## The problem
Take the line with "Read this page and output its text content." and every line after it, through the end of the listing, and give them again exactly, pictures excluded.

START Data for processing

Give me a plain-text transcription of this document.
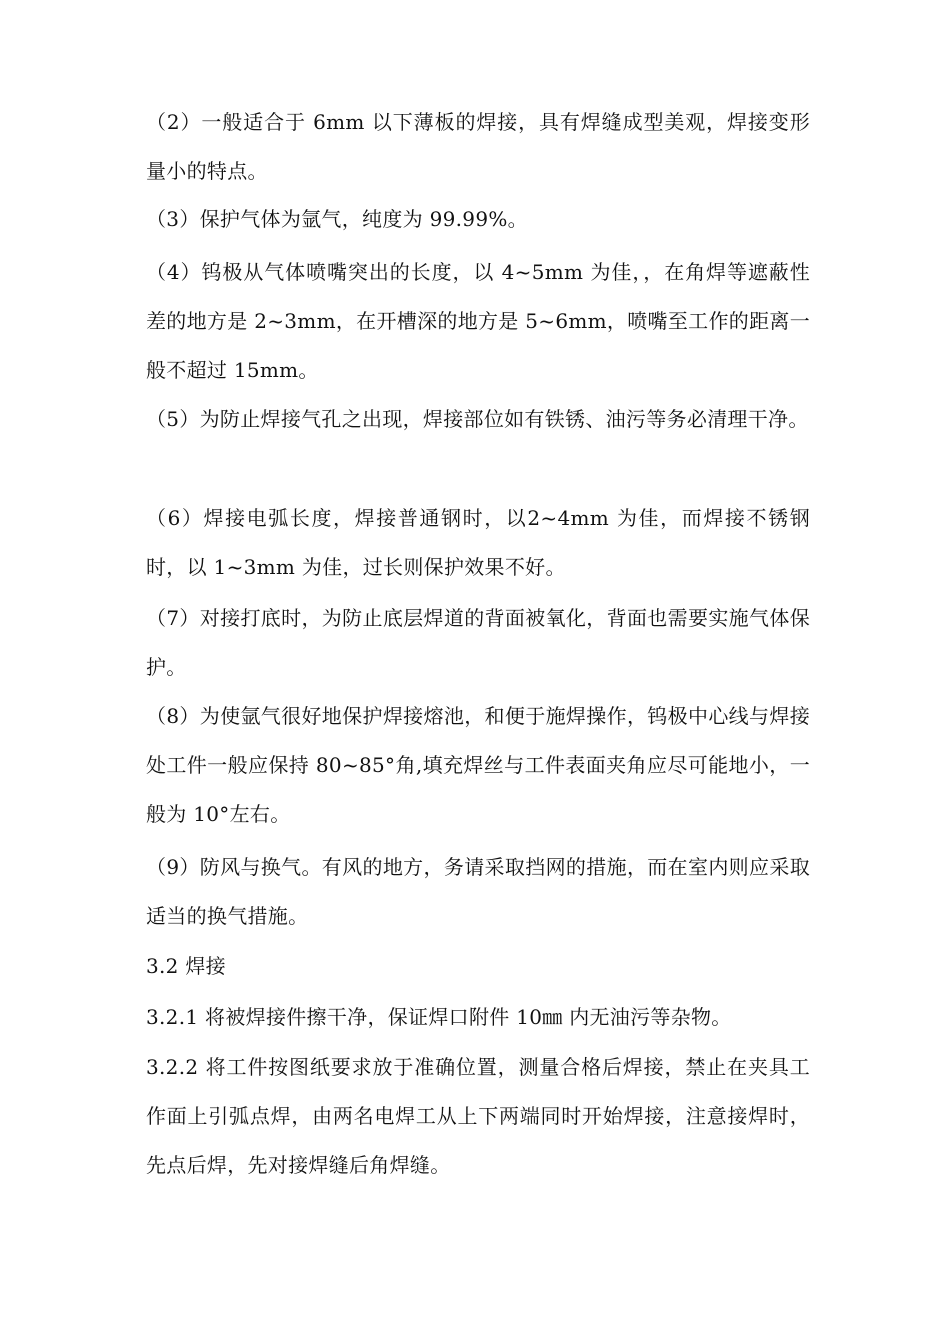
（2）一般适合于 6mm 以下薄板的焊接，具有焊缝成型美观，焊接变形量小的特点。

（3）保护气体为氩气，纯度为 99.99%。

（4）钨极从气体喷嘴突出的长度，以 4~5mm 为佳，，在角焊等遮蔽性差的地方是 2~3mm，在开槽深的地方是 5~6mm，喷嘴至工作的距离一般不超过 15mm。

（5）为防止焊接气孔之出现，焊接部位如有铁锈、油污等务必清理干净。

（6）焊接电弧长度，焊接普通钢时，以2~4mm 为佳，而焊接不锈钢时，以 1~3mm 为佳，过长则保护效果不好。

（7）对接打底时，为防止底层焊道的背面被氧化，背面也需要实施气体保护。

（8）为使氩气很好地保护焊接熔池，和便于施焊操作，钨极中心线与焊接处工件一般应保持 80~85°角,填充焊丝与工件表面夹角应尽可能地小，一般为 10°左右。

（9）防风与换气。有风的地方，务请采取挡网的措施，而在室内则应采取适当的换气措施。

3.2 焊接

3.2.1 将被焊接件擦干净，保证焊口附件 10㎜ 内无油污等杂物。

3.2.2 将工件按图纸要求放于准确位置，测量合格后焊接，禁止在夹具工作面上引弧点焊，由两名电焊工从上下两端同时开始焊接，注意接焊时，先点后焊，先对接焊缝后角焊缝。
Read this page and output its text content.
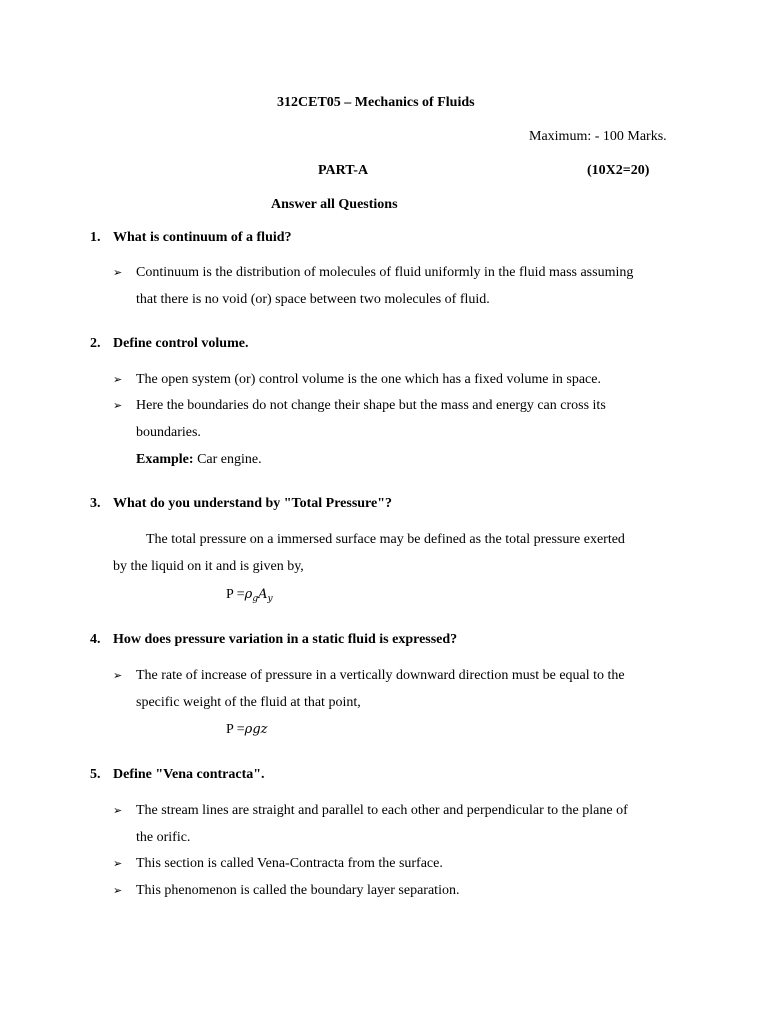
312CET05 – Mechanics of Fluids
Maximum: - 100 Marks.
PART-A	(10X2=20)
Answer all Questions
1. What is continuum of a fluid?
➢ Continuum is the distribution of molecules of fluid uniformly in the fluid mass assuming
that there is no void (or) space between two molecules of fluid.
2. Define control volume.
➢ The open system (or) control volume is the one which has a fixed volume in space.
➢ Here the boundaries do not change their shape but the mass and energy can cross its
boundaries.
Example: Car engine.
3. What do you understand by "Total Pressure"?
The total pressure on a immersed surface may be defined as the total pressure exerted
by the liquid on it and is given by,
$P =\rho_gA_y$
4. How does pressure variation in a static fluid is expressed?
➢ The rate of increase of pressure in a vertically downward direction must be equal to the
specific weight of the fluid at that point,
P =ρgz
5. Define "Vena contracta".
➢ The stream lines are straight and parallel to each other and perpendicular to the plane of
the orific.
➢ This section is called Vena-Contracta from the surface.
➢ This phenomenon is called the boundary layer separation.
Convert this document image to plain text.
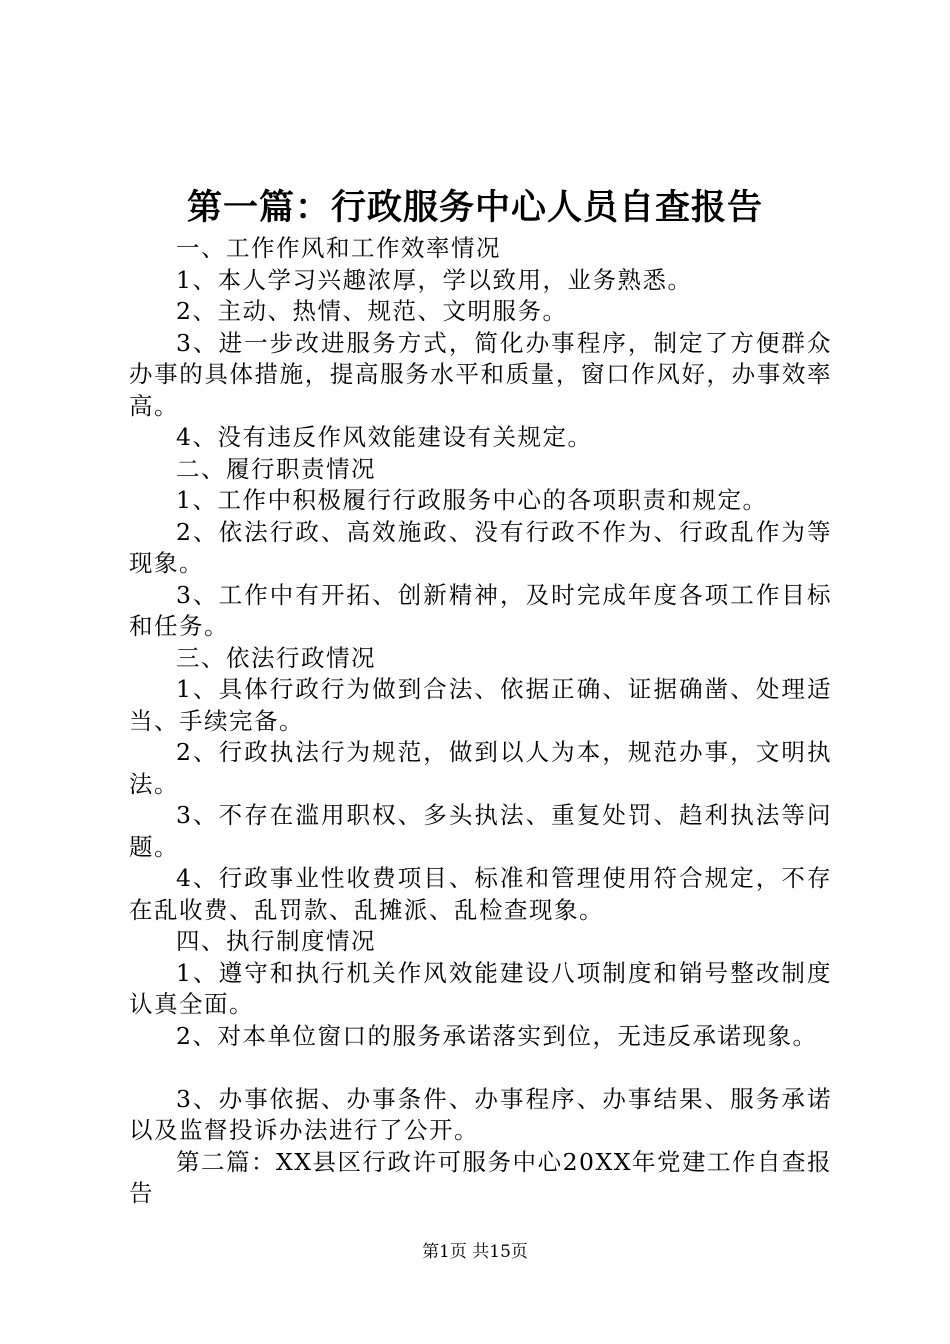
第一篇：行政服务中心人员自查报告

一、工作作风和工作效率情况

1、本人学习兴趣浓厚，学以致用，业务熟悉。

2、主动、热情、规范、文明服务。

3、进一步改进服务方式，简化办事程序，制定了方便群众办事的具体措施，提高服务水平和质量，窗口作风好，办事效率高。

4、没有违反作风效能建设有关规定。

二、履行职责情况

1、工作中积极履行行政服务中心的各项职责和规定。

2、依法行政、高效施政、没有行政不作为、行政乱作为等现象。

3、工作中有开拓、创新精神，及时完成年度各项工作目标和任务。

三、依法行政情况

1、具体行政行为做到合法、依据正确、证据确凿、处理适当、手续完备。

2、行政执法行为规范，做到以人为本，规范办事，文明执法。

3、不存在滥用职权、多头执法、重复处罚、趋利执法等问题。

4、行政事业性收费项目、标准和管理使用符合规定，不存在乱收费、乱罚款、乱摊派、乱检查现象。

四、执行制度情况

1、遵守和执行机关作风效能建设八项制度和销号整改制度认真全面。

2、对本单位窗口的服务承诺落实到位，无违反承诺现象。

3、办事依据、办事条件、办事程序、办事结果、服务承诺以及监督投诉办法进行了公开。

第二篇：XX县区行政许可服务中心20XX年党建工作自查报告

第1页 共15页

END Data for processing

## Solution below
Read this page and output its text content.
312CET05 – Mechanics of Fluids
Maximum: - 100 Marks.
PART-A	(10X2=20)
Answer all Questions
1. What is continuum of a fluid?
➢ Continuum is the distribution of molecules of fluid uniformly in the fluid mass assuming
that there is no void (or) space between two molecules of fluid.
2. Define control volume.
➢ The open system (or) control volume is the one which has a fixed volume in space.
➢ Here the boundaries do not change their shape but the mass and energy can cross its
boundaries.
Example: Car engine.
3. What do you understand by "Total Pressure"?
The total pressure on a immersed surface may be defined as the total pressure exerted
by the liquid on it and is given by,
$P =\rho_gA_y$
4. How does pressure variation in a static fluid is expressed?
➢ The rate of increase of pressure in a vertically downward direction must be equal to the
specific weight of the fluid at that point,
P =ρgz
5. Define "Vena contracta".
➢ The stream lines are straight and parallel to each other and perpendicular to the plane of
the orific.
➢ This section is called Vena-Contracta from the surface.
➢ This phenomenon is called the boundary layer separation.
Convert this document image to plain text.
第一篇：行政服务中心人员自查报告

一、工作作风和工作效率情况

1、本人学习兴趣浓厚，学以致用，业务熟悉。

2、主动、热情、规范、文明服务。

3、进一步改进服务方式，简化办事程序，制定了方便群众办事的具体措施，提高服务水平和质量，窗口作风好，办事效率高。

4、没有违反作风效能建设有关规定。

二、履行职责情况

1、工作中积极履行行政服务中心的各项职责和规定。

2、依法行政、高效施政、没有行政不作为、行政乱作为等现象。

3、工作中有开拓、创新精神，及时完成年度各项工作目标和任务。

三、依法行政情况

1、具体行政行为做到合法、依据正确、证据确凿、处理适当、手续完备。

2、行政执法行为规范，做到以人为本，规范办事，文明执法。

3、不存在滥用职权、多头执法、重复处罚、趋利执法等问题。

4、行政事业性收费项目、标准和管理使用符合规定，不存在乱收费、乱罚款、乱摊派、乱检查现象。

四、执行制度情况

1、遵守和执行机关作风效能建设八项制度和销号整改制度认真全面。

2、对本单位窗口的服务承诺落实到位，无违反承诺现象。

3、办事依据、办事条件、办事程序、办事结果、服务承诺以及监督投诉办法进行了公开。

第二篇：XX县区行政许可服务中心20XX年党建工作自查报告

第1页 共15页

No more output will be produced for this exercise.